▸ Aim
Return all lines in the material below that contain "박정현은".

▸ Listed records
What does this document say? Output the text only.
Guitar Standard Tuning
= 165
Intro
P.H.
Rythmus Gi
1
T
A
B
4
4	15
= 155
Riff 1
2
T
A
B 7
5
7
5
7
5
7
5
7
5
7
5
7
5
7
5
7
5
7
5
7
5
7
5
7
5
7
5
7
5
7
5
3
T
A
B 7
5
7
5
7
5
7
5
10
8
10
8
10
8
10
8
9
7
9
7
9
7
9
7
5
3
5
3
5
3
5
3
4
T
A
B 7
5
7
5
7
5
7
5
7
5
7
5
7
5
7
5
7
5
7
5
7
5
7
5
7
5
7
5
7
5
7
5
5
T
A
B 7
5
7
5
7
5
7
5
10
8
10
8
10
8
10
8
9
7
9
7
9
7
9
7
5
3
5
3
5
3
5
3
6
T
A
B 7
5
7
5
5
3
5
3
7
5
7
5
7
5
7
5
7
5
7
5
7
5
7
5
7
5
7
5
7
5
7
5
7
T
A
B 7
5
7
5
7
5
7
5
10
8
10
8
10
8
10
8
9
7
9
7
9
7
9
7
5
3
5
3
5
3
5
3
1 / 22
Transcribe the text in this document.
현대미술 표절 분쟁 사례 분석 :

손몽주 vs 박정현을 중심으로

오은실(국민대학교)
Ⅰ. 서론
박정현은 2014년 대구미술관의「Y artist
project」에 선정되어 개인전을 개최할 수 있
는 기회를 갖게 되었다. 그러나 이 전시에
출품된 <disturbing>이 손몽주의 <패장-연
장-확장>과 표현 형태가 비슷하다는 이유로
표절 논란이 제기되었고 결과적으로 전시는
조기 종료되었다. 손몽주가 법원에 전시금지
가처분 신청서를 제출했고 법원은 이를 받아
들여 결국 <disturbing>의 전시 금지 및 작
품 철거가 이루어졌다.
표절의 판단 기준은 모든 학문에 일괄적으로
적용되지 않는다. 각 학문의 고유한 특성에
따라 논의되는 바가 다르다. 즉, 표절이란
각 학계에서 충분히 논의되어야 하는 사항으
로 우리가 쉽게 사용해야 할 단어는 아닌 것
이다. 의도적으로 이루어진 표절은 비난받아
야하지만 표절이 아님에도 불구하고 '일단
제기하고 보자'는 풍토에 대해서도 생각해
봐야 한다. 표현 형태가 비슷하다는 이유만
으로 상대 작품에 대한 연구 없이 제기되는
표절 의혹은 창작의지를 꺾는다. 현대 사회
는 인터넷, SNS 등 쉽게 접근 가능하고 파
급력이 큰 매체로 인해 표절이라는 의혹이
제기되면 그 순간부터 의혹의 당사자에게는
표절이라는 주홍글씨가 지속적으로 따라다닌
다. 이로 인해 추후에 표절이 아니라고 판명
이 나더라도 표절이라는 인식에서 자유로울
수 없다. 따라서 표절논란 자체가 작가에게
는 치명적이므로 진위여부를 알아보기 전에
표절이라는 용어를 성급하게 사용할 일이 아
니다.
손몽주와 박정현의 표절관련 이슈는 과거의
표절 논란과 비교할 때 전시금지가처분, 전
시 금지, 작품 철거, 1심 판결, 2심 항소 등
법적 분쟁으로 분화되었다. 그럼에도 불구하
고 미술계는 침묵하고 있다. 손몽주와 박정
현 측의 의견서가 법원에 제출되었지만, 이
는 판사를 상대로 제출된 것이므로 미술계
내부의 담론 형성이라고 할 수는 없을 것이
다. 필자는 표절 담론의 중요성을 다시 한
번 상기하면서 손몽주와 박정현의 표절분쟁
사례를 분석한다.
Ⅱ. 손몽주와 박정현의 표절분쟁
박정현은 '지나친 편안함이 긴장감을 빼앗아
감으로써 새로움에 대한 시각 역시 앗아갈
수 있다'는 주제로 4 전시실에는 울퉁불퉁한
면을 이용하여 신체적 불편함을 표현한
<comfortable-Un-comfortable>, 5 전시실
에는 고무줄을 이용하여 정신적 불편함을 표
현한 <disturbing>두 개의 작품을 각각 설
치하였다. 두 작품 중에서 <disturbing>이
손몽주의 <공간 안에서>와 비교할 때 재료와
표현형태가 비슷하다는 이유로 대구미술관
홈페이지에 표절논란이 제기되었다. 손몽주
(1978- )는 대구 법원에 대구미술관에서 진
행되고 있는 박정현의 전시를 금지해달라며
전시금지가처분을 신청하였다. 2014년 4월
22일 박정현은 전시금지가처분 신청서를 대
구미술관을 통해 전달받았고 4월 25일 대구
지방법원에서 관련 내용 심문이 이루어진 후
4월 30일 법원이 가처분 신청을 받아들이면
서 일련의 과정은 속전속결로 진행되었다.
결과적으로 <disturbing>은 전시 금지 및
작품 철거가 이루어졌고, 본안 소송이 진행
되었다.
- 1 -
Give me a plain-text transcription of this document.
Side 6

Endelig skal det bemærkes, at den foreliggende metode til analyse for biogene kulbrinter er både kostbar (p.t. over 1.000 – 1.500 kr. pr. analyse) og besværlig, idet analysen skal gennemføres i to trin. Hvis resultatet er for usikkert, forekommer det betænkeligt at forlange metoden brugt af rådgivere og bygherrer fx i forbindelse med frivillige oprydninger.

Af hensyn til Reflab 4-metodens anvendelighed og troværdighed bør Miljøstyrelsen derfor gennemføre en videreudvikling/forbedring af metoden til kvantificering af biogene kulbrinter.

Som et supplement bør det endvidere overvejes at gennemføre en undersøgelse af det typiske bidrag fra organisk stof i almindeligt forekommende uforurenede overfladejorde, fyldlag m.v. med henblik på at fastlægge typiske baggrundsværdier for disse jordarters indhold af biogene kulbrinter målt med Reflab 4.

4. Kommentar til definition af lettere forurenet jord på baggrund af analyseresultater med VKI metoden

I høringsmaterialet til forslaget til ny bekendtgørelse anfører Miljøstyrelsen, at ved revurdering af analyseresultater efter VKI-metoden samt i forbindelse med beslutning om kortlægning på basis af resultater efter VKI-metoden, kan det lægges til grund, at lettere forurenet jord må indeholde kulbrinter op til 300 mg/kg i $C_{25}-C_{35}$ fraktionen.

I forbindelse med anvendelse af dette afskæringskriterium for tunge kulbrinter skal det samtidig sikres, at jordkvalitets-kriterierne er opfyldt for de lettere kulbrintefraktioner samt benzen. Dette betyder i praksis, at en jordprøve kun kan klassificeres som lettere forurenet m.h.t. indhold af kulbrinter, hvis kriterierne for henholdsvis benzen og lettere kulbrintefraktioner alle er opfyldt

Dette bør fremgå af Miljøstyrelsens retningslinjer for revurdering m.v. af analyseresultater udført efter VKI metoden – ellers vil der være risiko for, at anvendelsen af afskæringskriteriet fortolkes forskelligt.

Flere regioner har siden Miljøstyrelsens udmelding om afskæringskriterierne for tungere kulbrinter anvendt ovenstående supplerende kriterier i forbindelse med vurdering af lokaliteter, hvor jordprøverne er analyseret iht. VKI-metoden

▸ Complete output
박정현은 2014년 대구미술관의「Y artist
박정현은 '지나친 편안함이 긴장감을 빼앗아
22일 박정현은 전시금지가처분 신청서를 대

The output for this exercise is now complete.